(Data records)
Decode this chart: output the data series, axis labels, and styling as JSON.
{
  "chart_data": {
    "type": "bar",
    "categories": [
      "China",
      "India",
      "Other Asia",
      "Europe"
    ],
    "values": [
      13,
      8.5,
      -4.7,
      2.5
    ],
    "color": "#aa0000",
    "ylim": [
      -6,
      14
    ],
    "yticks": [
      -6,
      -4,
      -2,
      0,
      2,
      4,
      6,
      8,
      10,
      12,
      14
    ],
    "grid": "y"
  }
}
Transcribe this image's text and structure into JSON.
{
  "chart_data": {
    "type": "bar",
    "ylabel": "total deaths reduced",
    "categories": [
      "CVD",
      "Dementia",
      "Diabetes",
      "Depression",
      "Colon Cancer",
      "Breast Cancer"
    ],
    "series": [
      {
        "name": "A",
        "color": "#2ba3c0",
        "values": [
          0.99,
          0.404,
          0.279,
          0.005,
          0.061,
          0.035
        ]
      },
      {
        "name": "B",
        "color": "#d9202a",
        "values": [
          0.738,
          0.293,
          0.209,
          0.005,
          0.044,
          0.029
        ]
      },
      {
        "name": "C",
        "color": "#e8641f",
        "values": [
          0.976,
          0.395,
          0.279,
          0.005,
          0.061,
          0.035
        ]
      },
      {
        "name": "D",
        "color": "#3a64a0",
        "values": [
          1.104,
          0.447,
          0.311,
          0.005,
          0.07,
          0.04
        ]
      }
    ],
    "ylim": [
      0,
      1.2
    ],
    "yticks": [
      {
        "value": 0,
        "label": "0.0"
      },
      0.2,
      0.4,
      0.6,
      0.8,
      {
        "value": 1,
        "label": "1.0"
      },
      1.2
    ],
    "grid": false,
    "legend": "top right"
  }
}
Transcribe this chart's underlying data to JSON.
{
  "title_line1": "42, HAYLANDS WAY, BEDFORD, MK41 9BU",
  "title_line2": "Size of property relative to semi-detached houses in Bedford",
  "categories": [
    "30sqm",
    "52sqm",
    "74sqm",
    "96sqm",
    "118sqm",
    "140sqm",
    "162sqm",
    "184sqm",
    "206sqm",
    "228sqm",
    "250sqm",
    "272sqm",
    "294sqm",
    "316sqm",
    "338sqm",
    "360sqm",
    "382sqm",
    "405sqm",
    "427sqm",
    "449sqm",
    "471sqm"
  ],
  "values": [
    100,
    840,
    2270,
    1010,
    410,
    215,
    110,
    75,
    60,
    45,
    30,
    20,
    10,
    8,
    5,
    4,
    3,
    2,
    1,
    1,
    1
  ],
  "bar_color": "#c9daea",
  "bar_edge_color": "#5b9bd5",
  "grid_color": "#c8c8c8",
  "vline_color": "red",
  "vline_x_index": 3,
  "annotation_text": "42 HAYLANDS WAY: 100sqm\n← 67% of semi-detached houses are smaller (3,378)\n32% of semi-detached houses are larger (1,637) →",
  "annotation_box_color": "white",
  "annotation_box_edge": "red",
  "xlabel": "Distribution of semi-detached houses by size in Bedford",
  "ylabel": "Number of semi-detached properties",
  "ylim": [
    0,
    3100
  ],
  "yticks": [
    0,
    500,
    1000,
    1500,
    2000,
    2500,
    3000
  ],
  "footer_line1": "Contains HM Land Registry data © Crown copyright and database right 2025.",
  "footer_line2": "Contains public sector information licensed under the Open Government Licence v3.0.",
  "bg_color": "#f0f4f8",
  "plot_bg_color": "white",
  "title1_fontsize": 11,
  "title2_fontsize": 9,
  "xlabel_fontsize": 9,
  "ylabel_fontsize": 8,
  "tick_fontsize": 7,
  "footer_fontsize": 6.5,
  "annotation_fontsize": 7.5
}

• **To do**
Retype the listing. Match it exactly.

• **Task response**
Decode this chart: output the data series, axis labels, and styling as JSON.
{
  "chart_data": {
    "type": "bar",
    "categories": [
      "China",
      "India",
      "Other Asia",
      "Europe"
    ],
    "values": [
      13,
      8.5,
      -4.7,
      2.5
    ],
    "color": "#aa0000",
    "ylim": [
      -6,
      14
    ],
    "yticks": [
      -6,
      -4,
      -2,
      0,
      2,
      4,
      6,
      8,
      10,
      12,
      14
    ],
    "grid": "y"
  }
}
Transcribe this image's text and structure into JSON.
{
  "chart_data": {
    "type": "bar",
    "ylabel": "total deaths reduced",
    "categories": [
      "CVD",
      "Dementia",
      "Diabetes",
      "Depression",
      "Colon Cancer",
      "Breast Cancer"
    ],
    "series": [
      {
        "name": "A",
        "color": "#2ba3c0",
        "values": [
          0.99,
          0.404,
          0.279,
          0.005,
          0.061,
          0.035
        ]
      },
      {
        "name": "B",
        "color": "#d9202a",
        "values": [
          0.738,
          0.293,
          0.209,
          0.005,
          0.044,
          0.029
        ]
      },
      {
        "name": "C",
        "color": "#e8641f",
        "values": [
          0.976,
          0.395,
          0.279,
          0.005,
          0.061,
          0.035
        ]
      },
      {
        "name": "D",
        "color": "#3a64a0",
        "values": [
          1.104,
          0.447,
          0.311,
          0.005,
          0.07,
          0.04
        ]
      }
    ],
    "ylim": [
      0,
      1.2
    ],
    "yticks": [
      {
        "value": 0,
        "label": "0.0"
      },
      0.2,
      0.4,
      0.6,
      0.8,
      {
        "value": 1,
        "label": "1.0"
      },
      1.2
    ],
    "grid": false,
    "legend": "top right"
  }
}
Transcribe this chart's underlying data to JSON.
{
  "title_line1": "42, HAYLANDS WAY, BEDFORD, MK41 9BU",
  "title_line2": "Size of property relative to semi-detached houses in Bedford",
  "categories": [
    "30sqm",
    "52sqm",
    "74sqm",
    "96sqm",
    "118sqm",
    "140sqm",
    "162sqm",
    "184sqm",
    "206sqm",
    "228sqm",
    "250sqm",
    "272sqm",
    "294sqm",
    "316sqm",
    "338sqm",
    "360sqm",
    "382sqm",
    "405sqm",
    "427sqm",
    "449sqm",
    "471sqm"
  ],
  "values": [
    100,
    840,
    2270,
    1010,
    410,
    215,
    110,
    75,
    60,
    45,
    30,
    20,
    10,
    8,
    5,
    4,
    3,
    2,
    1,
    1,
    1
  ],
  "bar_color": "#c9daea",
  "bar_edge_color": "#5b9bd5",
  "grid_color": "#c8c8c8",
  "vline_color": "red",
  "vline_x_index": 3,
  "annotation_text": "42 HAYLANDS WAY: 100sqm\n← 67% of semi-detached houses are smaller (3,378)\n32% of semi-detached houses are larger (1,637) →",
  "annotation_box_color": "white",
  "annotation_box_edge": "red",
  "xlabel": "Distribution of semi-detached houses by size in Bedford",
  "ylabel": "Number of semi-detached properties",
  "ylim": [
    0,
    3100
  ],
  "yticks": [
    0,
    500,
    1000,
    1500,
    2000,
    2500,
    3000
  ],
  "footer_line1": "Contains HM Land Registry data © Crown copyright and database right 2025.",
  "footer_line2": "Contains public sector information licensed under the Open Government Licence v3.0.",
  "bg_color": "#f0f4f8",
  "plot_bg_color": "white",
  "title1_fontsize": 11,
  "title2_fontsize": 9,
  "xlabel_fontsize": 9,
  "ylabel_fontsize": 8,
  "tick_fontsize": 7,
  "footer_fontsize": 6.5,
  "annotation_fontsize": 7.5
}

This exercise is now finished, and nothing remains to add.